* **Exercise details**
Output the material beneath this task exactly, images excluded.

Saved data entries:
┏━━

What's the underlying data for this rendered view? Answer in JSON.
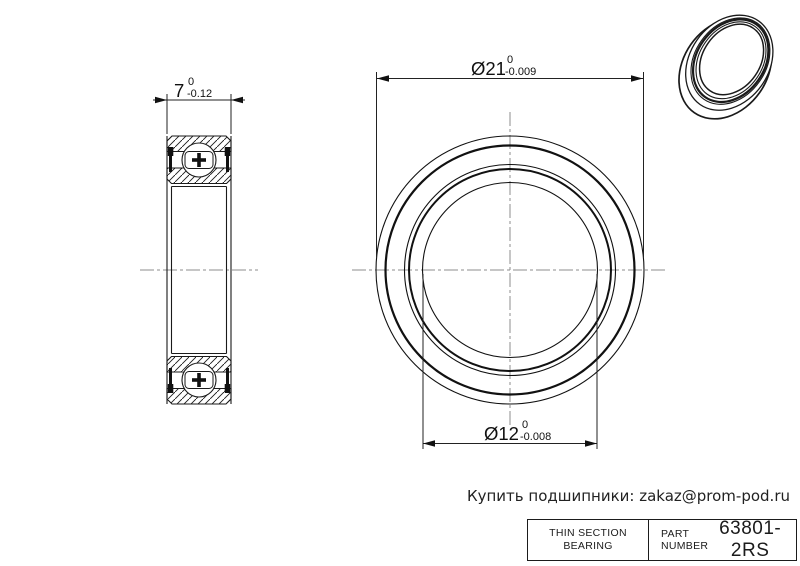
{
  "dimensions": {
    "width": {
      "nominal": "7",
      "tol_upper": "0",
      "tol_lower": "-0.12"
    },
    "outer_diameter": {
      "nominal": "Ø21",
      "tol_upper": "0",
      "tol_lower": "-0.009"
    },
    "bore_diameter": {
      "nominal": "Ø12",
      "tol_upper": "0",
      "tol_lower": "-0.008"
    }
  },
  "footer": {
    "promo_text": "Купить подшипники: zakaz@prom-pod.ru"
  },
  "title_block": {
    "description_line1": "THIN SECTION",
    "description_line2": "BEARING",
    "part_label_line1": "PART",
    "part_label_line2": "NUMBER",
    "part_number": "63801-2RS"
  },
  "colors": {
    "line": "#1a1a1a",
    "centerline": "#8c8c8c",
    "background": "#ffffff"
  }
}
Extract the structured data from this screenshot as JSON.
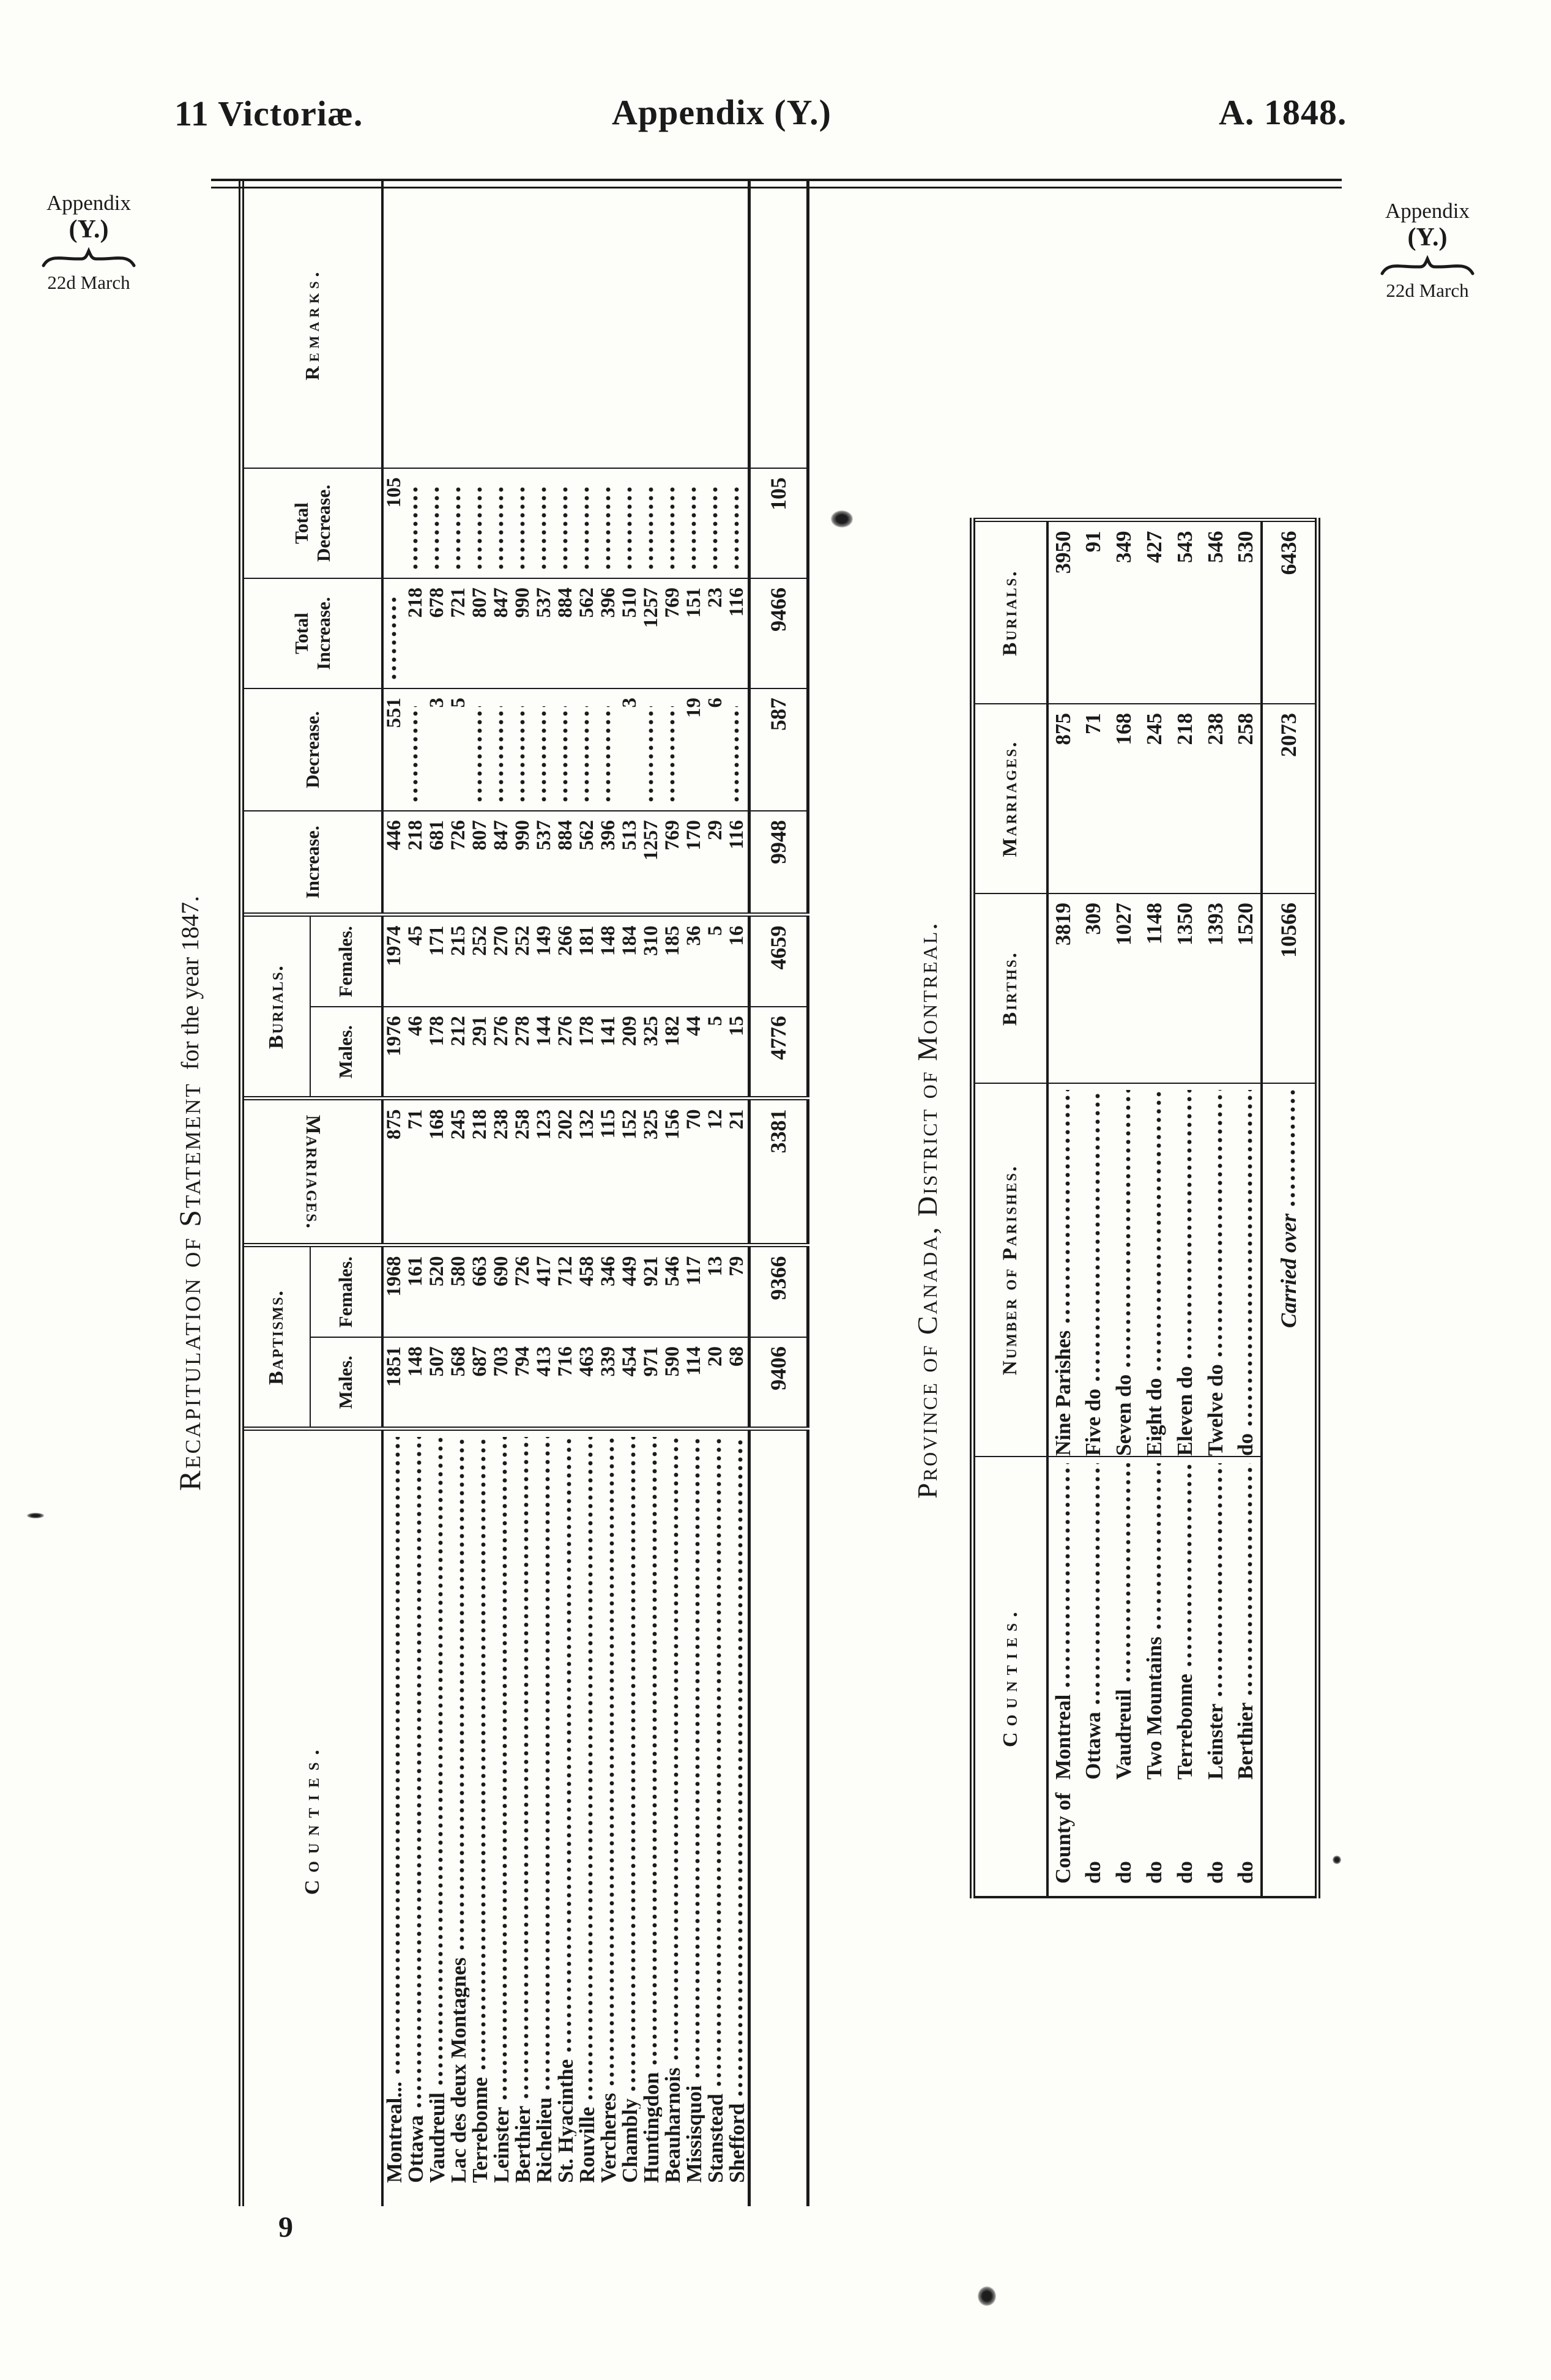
{
  "page_header": {
    "left": "11 Victoriæ.",
    "center": "Appendix (Y.)",
    "right": "A. 1848."
  },
  "margin_note_left": {
    "appendix": "Appendix",
    "y": "(Y.)",
    "date": "22d March"
  },
  "margin_note_right": {
    "appendix": "Appendix",
    "y": "(Y.)",
    "date": "22d March"
  },
  "page_number": "9",
  "recap_table": {
    "title_smallcaps": "Recapitulation of Statement",
    "title_rest": "for the year 1847.",
    "headers": {
      "counties": "Counties.",
      "baptisms": "Baptisms.",
      "marriages": "Marriages.",
      "burials": "Burials.",
      "males": "Males.",
      "females": "Females.",
      "increase": "Increase.",
      "decrease": "Decrease.",
      "total": "Total",
      "total_increase": "Increase.",
      "total_decrease": "Decrease.",
      "remarks": "Remarks."
    },
    "columns": [
      "County",
      "Baptisms Males",
      "Baptisms Females",
      "Marriages",
      "Burials Males",
      "Burials Females",
      "Increase",
      "Decrease",
      "Total Increase",
      "Total Decrease"
    ],
    "rows": [
      [
        "Montreal...",
        "1851",
        "1968",
        "875",
        "1976",
        "1974",
        "446",
        "551",
        "",
        "105"
      ],
      [
        "Ottawa",
        "148",
        "161",
        "71",
        "46",
        "45",
        "218",
        "",
        "218",
        ""
      ],
      [
        "Vaudreuil",
        "507",
        "520",
        "168",
        "178",
        "171",
        "681",
        "3",
        "678",
        ""
      ],
      [
        "Lac des deux Montagnes",
        "568",
        "580",
        "245",
        "212",
        "215",
        "726",
        "5",
        "721",
        ""
      ],
      [
        "Terrebonne",
        "687",
        "663",
        "218",
        "291",
        "252",
        "807",
        "",
        "807",
        ""
      ],
      [
        "Leinster",
        "703",
        "690",
        "238",
        "276",
        "270",
        "847",
        "",
        "847",
        ""
      ],
      [
        "Berthier",
        "794",
        "726",
        "258",
        "278",
        "252",
        "990",
        "",
        "990",
        ""
      ],
      [
        "Richelieu",
        "413",
        "417",
        "123",
        "144",
        "149",
        "537",
        "",
        "537",
        ""
      ],
      [
        "St. Hyacinthe",
        "716",
        "712",
        "202",
        "276",
        "266",
        "884",
        "",
        "884",
        ""
      ],
      [
        "Rouville",
        "463",
        "458",
        "132",
        "178",
        "181",
        "562",
        "",
        "562",
        ""
      ],
      [
        "Vercheres",
        "339",
        "346",
        "115",
        "141",
        "148",
        "396",
        "",
        "396",
        ""
      ],
      [
        "Chambly",
        "454",
        "449",
        "152",
        "209",
        "184",
        "513",
        "3",
        "510",
        ""
      ],
      [
        "Huntingdon",
        "971",
        "921",
        "325",
        "325",
        "310",
        "1257",
        "",
        "1257",
        ""
      ],
      [
        "Beauharnois",
        "590",
        "546",
        "156",
        "182",
        "185",
        "769",
        "",
        "769",
        ""
      ],
      [
        "Missisquoi",
        "114",
        "117",
        "70",
        "44",
        "36",
        "170",
        "19",
        "151",
        ""
      ],
      [
        "Stanstead",
        "20",
        "13",
        "12",
        "5",
        "5",
        "29",
        "6",
        "23",
        ""
      ],
      [
        "Shefford",
        "68",
        "79",
        "21",
        "15",
        "16",
        "116",
        "",
        "116",
        ""
      ]
    ],
    "totals": [
      "",
      "9406",
      "9366",
      "3381",
      "4776",
      "4659",
      "9948",
      "587",
      "9466",
      "105"
    ]
  },
  "parish_table": {
    "title": "Province of Canada, District of Montreal.",
    "headers": {
      "counties": "Counties.",
      "parishes": "Number of Parishes.",
      "births": "Births.",
      "marriages": "Marriages.",
      "burials": "Burials."
    },
    "rows": [
      [
        "County of",
        "Montreal",
        "Nine Parishes",
        "3819",
        "875",
        "3950"
      ],
      [
        "do",
        "Ottawa",
        "Five do",
        "309",
        "71",
        "91"
      ],
      [
        "do",
        "Vaudreuil",
        "Seven do",
        "1027",
        "168",
        "349"
      ],
      [
        "do",
        "Two Mountains",
        "Eight do",
        "1148",
        "245",
        "427"
      ],
      [
        "do",
        "Terrebonne",
        "Eleven do",
        "1350",
        "218",
        "543"
      ],
      [
        "do",
        "Leinster",
        "Twelve do",
        "1393",
        "238",
        "546"
      ],
      [
        "do",
        "Berthier",
        "do",
        "1520",
        "258",
        "530"
      ]
    ],
    "carried_over": {
      "label": "Carried over",
      "births": "10566",
      "marriages": "2073",
      "burials": "6436"
    }
  }
}
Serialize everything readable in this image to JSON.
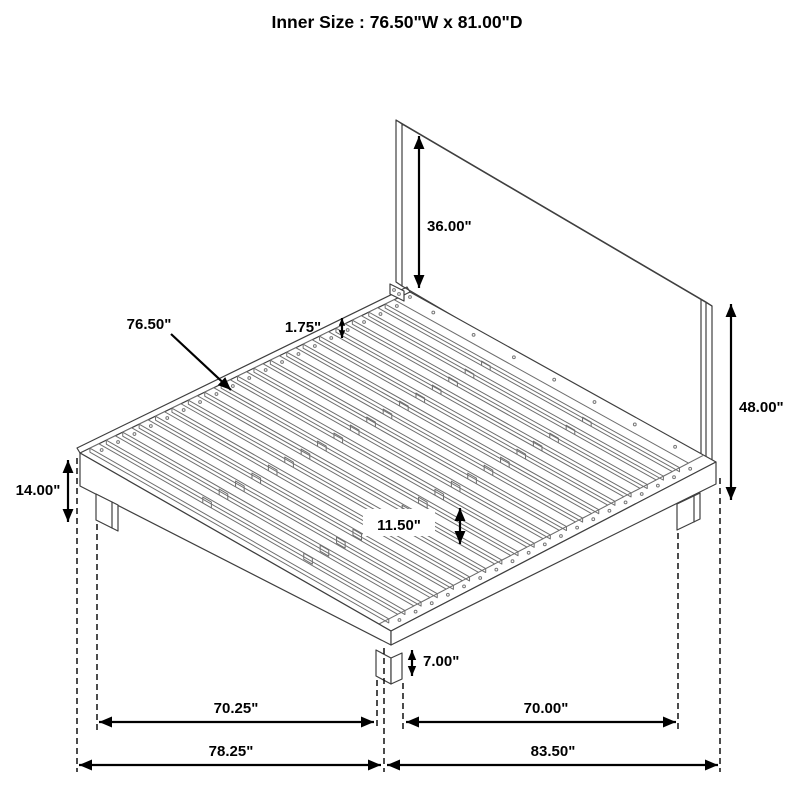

┗━━

* **Solution for this problem**
What's the underlying data for this rendered view? Answer in JSON.
{
  "dimensions": {
    "width": {
      "nominal": "7",
      "tol_upper": "0",
      "tol_lower": "-0.12"
    },
    "outer_diameter": {
      "nominal": "Ø21",
      "tol_upper": "0",
      "tol_lower": "-0.009"
    },
    "bore_diameter": {
      "nominal": "Ø12",
      "tol_upper": "0",
      "tol_lower": "-0.008"
    }
  },
  "footer": {
    "promo_text": "Купить подшипники: zakaz@prom-pod.ru"
  },
  "title_block": {
    "description_line1": "THIN SECTION",
    "description_line2": "BEARING",
    "part_label_line1": "PART",
    "part_label_line2": "NUMBER",
    "part_number": "63801-2RS"
  },
  "colors": {
    "line": "#1a1a1a",
    "centerline": "#8c8c8c",
    "background": "#ffffff"
  }
}
Extract the structured data from this screenshot as JSON.
{
  "page_header": {
    "left": "11 Victoriæ.",
    "center": "Appendix (Y.)",
    "right": "A. 1848."
  },
  "margin_note_left": {
    "appendix": "Appendix",
    "y": "(Y.)",
    "date": "22d March"
  },
  "margin_note_right": {
    "appendix": "Appendix",
    "y": "(Y.)",
    "date": "22d March"
  },
  "page_number": "9",
  "recap_table": {
    "title_smallcaps": "Recapitulation of Statement",
    "title_rest": "for the year 1847.",
    "headers": {
      "counties": "Counties.",
      "baptisms": "Baptisms.",
      "marriages": "Marriages.",
      "burials": "Burials.",
      "males": "Males.",
      "females": "Females.",
      "increase": "Increase.",
      "decrease": "Decrease.",
      "total": "Total",
      "total_increase": "Increase.",
      "total_decrease": "Decrease.",
      "remarks": "Remarks."
    },
    "columns": [
      "County",
      "Baptisms Males",
      "Baptisms Females",
      "Marriages",
      "Burials Males",
      "Burials Females",
      "Increase",
      "Decrease",
      "Total Increase",
      "Total Decrease"
    ],
    "rows": [
      [
        "Montreal...",
        "1851",
        "1968",
        "875",
        "1976",
        "1974",
        "446",
        "551",
        "",
        "105"
      ],
      [
        "Ottawa",
        "148",
        "161",
        "71",
        "46",
        "45",
        "218",
        "",
        "218",
        ""
      ],
      [
        "Vaudreuil",
        "507",
        "520",
        "168",
        "178",
        "171",
        "681",
        "3",
        "678",
        ""
      ],
      [
        "Lac des deux Montagnes",
        "568",
        "580",
        "245",
        "212",
        "215",
        "726",
        "5",
        "721",
        ""
      ],
      [
        "Terrebonne",
        "687",
        "663",
        "218",
        "291",
        "252",
        "807",
        "",
        "807",
        ""
      ],
      [
        "Leinster",
        "703",
        "690",
        "238",
        "276",
        "270",
        "847",
        "",
        "847",
        ""
      ],
      [
        "Berthier",
        "794",
        "726",
        "258",
        "278",
        "252",
        "990",
        "",
        "990",
        ""
      ],
      [
        "Richelieu",
        "413",
        "417",
        "123",
        "144",
        "149",
        "537",
        "",
        "537",
        ""
      ],
      [
        "St. Hyacinthe",
        "716",
        "712",
        "202",
        "276",
        "266",
        "884",
        "",
        "884",
        ""
      ],
      [
        "Rouville",
        "463",
        "458",
        "132",
        "178",
        "181",
        "562",
        "",
        "562",
        ""
      ],
      [
        "Vercheres",
        "339",
        "346",
        "115",
        "141",
        "148",
        "396",
        "",
        "396",
        ""
      ],
      [
        "Chambly",
        "454",
        "449",
        "152",
        "209",
        "184",
        "513",
        "3",
        "510",
        ""
      ],
      [
        "Huntingdon",
        "971",
        "921",
        "325",
        "325",
        "310",
        "1257",
        "",
        "1257",
        ""
      ],
      [
        "Beauharnois",
        "590",
        "546",
        "156",
        "182",
        "185",
        "769",
        "",
        "769",
        ""
      ],
      [
        "Missisquoi",
        "114",
        "117",
        "70",
        "44",
        "36",
        "170",
        "19",
        "151",
        ""
      ],
      [
        "Stanstead",
        "20",
        "13",
        "12",
        "5",
        "5",
        "29",
        "6",
        "23",
        ""
      ],
      [
        "Shefford",
        "68",
        "79",
        "21",
        "15",
        "16",
        "116",
        "",
        "116",
        ""
      ]
    ],
    "totals": [
      "",
      "9406",
      "9366",
      "3381",
      "4776",
      "4659",
      "9948",
      "587",
      "9466",
      "105"
    ]
  },
  "parish_table": {
    "title": "Province of Canada, District of Montreal.",
    "headers": {
      "counties": "Counties.",
      "parishes": "Number of Parishes.",
      "births": "Births.",
      "marriages": "Marriages.",
      "burials": "Burials."
    },
    "rows": [
      [
        "County of",
        "Montreal",
        "Nine Parishes",
        "3819",
        "875",
        "3950"
      ],
      [
        "do",
        "Ottawa",
        "Five do",
        "309",
        "71",
        "91"
      ],
      [
        "do",
        "Vaudreuil",
        "Seven do",
        "1027",
        "168",
        "349"
      ],
      [
        "do",
        "Two Mountains",
        "Eight do",
        "1148",
        "245",
        "427"
      ],
      [
        "do",
        "Terrebonne",
        "Eleven do",
        "1350",
        "218",
        "543"
      ],
      [
        "do",
        "Leinster",
        "Twelve do",
        "1393",
        "238",
        "546"
      ],
      [
        "do",
        "Berthier",
        "do",
        "1520",
        "258",
        "530"
      ]
    ],
    "carried_over": {
      "label": "Carried over",
      "births": "10566",
      "marriages": "2073",
      "burials": "6436"
    }
  }
}
Serialize everything readable in this image to JSON.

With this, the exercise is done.